> **GOAL**
Using the entries that follow, collect the lines where the word "rule" appears.

> **DATASET ROWS**
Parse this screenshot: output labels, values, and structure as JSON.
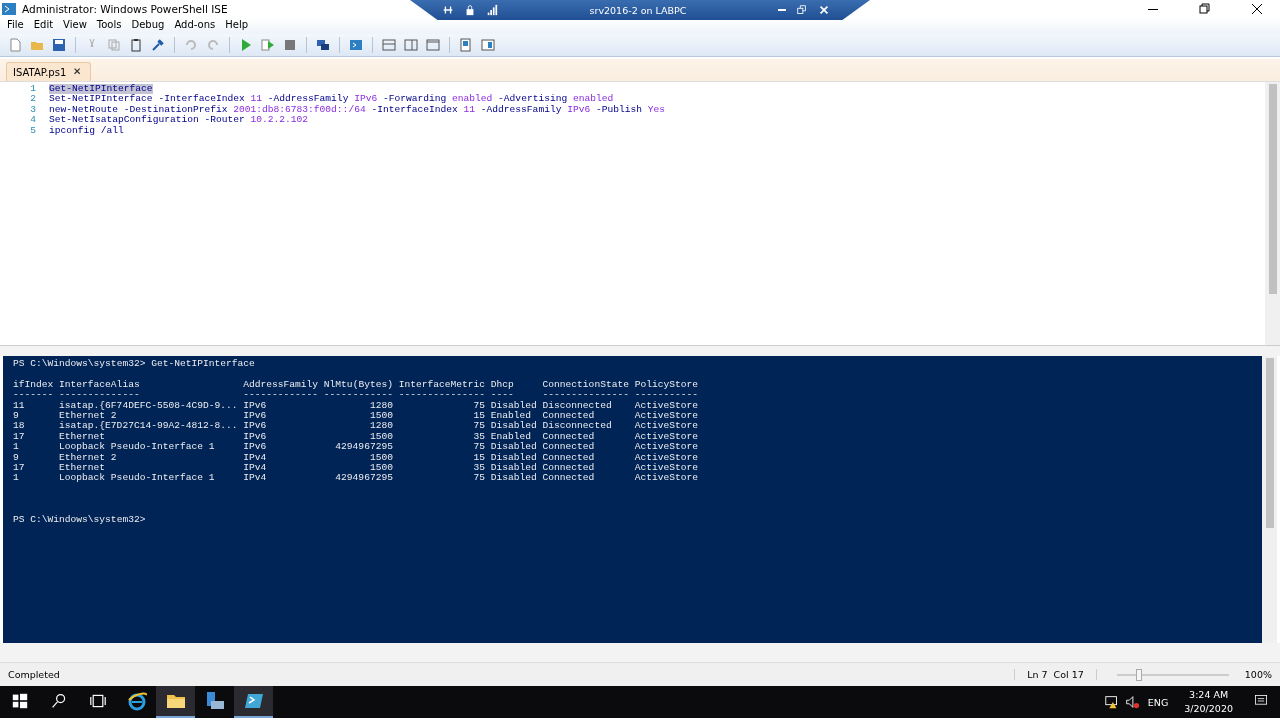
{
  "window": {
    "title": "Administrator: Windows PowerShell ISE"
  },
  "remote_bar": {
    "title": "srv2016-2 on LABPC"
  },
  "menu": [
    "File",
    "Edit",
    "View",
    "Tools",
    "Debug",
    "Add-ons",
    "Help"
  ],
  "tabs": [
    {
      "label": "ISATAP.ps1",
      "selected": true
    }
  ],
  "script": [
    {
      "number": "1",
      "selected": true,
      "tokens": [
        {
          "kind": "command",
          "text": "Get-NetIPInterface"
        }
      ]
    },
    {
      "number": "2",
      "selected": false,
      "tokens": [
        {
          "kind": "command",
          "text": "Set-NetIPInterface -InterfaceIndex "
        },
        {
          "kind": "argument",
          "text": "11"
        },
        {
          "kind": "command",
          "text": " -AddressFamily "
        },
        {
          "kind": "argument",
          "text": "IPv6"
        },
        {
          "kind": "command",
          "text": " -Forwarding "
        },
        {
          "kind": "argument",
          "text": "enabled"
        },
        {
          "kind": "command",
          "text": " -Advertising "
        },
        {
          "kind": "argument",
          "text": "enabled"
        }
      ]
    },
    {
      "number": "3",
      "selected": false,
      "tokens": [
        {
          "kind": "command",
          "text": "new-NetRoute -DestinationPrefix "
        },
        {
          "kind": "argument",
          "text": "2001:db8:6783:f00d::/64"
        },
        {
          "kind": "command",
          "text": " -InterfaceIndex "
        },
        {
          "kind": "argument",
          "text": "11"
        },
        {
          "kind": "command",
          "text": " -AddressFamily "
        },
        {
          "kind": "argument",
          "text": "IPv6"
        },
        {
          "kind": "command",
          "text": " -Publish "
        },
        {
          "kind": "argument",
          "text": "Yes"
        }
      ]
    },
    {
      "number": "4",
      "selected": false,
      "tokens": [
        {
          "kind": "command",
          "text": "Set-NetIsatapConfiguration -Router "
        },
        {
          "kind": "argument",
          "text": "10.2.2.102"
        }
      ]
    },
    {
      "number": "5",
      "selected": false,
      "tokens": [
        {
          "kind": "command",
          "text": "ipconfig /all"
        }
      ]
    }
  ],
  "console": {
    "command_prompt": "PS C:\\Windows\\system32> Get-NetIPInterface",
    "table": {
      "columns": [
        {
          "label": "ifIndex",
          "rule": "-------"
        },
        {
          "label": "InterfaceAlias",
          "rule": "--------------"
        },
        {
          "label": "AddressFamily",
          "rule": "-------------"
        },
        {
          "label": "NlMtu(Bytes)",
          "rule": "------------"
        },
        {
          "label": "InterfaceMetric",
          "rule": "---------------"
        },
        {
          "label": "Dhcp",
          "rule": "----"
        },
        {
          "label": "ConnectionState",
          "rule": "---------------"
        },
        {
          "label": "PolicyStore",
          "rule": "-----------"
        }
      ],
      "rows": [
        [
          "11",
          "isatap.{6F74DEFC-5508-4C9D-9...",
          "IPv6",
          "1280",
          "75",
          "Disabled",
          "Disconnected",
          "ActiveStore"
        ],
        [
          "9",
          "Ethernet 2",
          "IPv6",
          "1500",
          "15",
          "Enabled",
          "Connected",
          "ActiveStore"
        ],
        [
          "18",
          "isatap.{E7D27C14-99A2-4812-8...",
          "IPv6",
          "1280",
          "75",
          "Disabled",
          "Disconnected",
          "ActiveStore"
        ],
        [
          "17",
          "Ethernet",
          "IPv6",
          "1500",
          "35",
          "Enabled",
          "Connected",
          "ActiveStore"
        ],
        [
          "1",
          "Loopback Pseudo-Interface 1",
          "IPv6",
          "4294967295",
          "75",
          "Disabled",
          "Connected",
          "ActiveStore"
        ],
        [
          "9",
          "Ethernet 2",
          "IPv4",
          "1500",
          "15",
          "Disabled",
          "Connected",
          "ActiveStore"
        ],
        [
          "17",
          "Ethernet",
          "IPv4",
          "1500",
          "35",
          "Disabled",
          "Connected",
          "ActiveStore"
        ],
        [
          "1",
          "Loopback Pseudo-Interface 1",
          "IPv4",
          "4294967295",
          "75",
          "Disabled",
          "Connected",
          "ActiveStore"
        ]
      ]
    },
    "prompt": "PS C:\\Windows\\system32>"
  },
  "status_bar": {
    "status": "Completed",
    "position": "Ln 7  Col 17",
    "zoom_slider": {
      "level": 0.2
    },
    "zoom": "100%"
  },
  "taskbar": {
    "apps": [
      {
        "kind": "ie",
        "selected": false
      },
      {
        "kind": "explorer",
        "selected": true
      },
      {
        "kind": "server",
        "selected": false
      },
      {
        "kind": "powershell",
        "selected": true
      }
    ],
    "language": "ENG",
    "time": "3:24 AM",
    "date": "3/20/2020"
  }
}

* * *

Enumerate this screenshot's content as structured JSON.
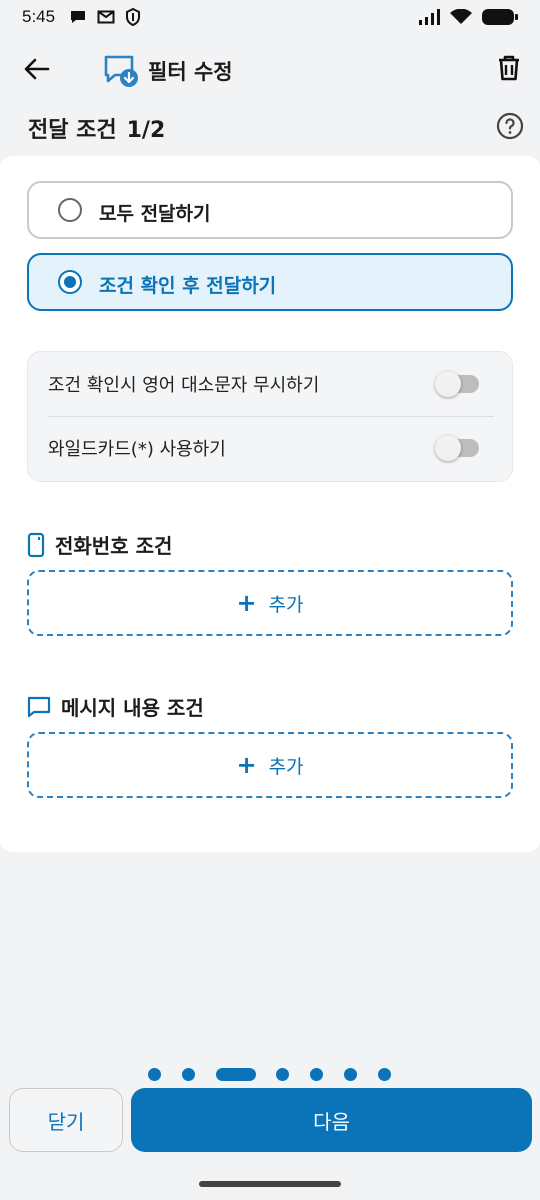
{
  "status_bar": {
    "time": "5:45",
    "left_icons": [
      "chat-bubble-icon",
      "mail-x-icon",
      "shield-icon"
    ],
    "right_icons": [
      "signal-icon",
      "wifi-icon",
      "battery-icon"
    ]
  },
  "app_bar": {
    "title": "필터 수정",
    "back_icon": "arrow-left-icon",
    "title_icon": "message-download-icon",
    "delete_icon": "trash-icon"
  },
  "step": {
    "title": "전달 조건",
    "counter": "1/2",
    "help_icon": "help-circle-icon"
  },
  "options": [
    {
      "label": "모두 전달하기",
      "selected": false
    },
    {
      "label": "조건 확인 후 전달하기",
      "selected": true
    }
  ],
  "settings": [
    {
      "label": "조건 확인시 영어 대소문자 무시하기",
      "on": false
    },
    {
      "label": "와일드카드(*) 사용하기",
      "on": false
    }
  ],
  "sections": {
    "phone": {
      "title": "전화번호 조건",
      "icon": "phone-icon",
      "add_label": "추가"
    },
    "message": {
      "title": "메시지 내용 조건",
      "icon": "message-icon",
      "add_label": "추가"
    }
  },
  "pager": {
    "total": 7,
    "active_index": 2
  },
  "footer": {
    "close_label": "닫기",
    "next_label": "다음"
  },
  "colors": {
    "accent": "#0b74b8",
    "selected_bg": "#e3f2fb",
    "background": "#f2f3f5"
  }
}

> **RESULT BELOW**
          "rule": "-------"
          "rule": "--------------"
          "rule": "-------------"
          "rule": "------------"
          "rule": "---------------"
          "rule": "----"
          "rule": "---------------"
          "rule": "-----------"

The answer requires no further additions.